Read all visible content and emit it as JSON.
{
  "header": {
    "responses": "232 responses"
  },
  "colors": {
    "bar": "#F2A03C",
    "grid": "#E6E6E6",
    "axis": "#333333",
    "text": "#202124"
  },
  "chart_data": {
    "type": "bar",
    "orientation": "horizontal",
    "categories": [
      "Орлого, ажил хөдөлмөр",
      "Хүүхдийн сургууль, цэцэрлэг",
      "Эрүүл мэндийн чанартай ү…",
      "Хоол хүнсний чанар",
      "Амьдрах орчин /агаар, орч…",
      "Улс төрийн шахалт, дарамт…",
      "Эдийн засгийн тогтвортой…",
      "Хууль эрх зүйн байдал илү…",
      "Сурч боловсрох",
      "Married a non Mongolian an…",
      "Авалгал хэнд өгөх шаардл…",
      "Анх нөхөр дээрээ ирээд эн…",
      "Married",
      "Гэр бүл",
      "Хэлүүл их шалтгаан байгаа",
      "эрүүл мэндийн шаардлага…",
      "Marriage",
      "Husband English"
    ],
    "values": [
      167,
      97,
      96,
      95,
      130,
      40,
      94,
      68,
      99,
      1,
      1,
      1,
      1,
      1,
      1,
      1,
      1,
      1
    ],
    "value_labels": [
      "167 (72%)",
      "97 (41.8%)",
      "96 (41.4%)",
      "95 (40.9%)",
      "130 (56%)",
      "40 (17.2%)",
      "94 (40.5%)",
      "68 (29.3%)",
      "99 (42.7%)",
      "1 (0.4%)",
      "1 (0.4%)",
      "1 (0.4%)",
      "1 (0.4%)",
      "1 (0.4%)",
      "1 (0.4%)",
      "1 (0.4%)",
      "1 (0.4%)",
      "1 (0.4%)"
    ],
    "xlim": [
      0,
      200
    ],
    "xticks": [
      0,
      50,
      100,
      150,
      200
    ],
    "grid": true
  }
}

++++++++++

> [Exercise]: Each line in the entries above that includes the string "мэндийн" should be extracted.

> [Expected output]:
      "Эрүүл мэндийн чанартай ү…",
      "эрүүл мэндийн шаардлага…",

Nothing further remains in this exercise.